** Start of DATASET CONTENT **

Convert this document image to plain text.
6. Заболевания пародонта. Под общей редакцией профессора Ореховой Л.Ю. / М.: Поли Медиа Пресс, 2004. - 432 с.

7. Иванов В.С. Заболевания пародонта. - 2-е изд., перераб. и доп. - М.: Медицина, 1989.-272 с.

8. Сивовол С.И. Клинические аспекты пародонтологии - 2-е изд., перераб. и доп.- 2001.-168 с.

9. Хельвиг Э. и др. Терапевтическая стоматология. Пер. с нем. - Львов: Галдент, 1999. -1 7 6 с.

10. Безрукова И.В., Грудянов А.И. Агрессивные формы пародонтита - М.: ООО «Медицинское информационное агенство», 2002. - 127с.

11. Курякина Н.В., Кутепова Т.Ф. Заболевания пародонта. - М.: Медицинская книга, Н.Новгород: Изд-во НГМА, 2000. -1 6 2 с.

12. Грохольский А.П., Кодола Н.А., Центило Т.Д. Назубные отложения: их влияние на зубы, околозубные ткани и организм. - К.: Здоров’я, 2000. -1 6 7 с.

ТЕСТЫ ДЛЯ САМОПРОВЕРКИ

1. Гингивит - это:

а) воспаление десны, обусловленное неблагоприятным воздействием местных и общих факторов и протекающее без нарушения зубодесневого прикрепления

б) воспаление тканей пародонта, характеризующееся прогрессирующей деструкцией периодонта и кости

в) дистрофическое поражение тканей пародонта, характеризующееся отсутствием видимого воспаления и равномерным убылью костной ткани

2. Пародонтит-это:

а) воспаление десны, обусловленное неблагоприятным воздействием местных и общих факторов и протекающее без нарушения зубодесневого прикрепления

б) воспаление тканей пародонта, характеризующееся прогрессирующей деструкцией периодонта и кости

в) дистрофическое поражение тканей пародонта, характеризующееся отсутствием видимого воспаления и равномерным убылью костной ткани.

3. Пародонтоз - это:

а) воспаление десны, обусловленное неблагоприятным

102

** End of DATASET CONTENT **

EXERCISE - Pick out every line holding the string "дистрофическое" and return it.

SOLUTION TO THIS TASK -
в) дистрофическое поражение тканей пародонта, характеризующееся отсутствием видимого воспаления и равномерным убылью костной ткани
в) дистрофическое поражение тканей пародонта, характеризующееся отсутствием видимого воспаления и равномерным убылью костной ткани.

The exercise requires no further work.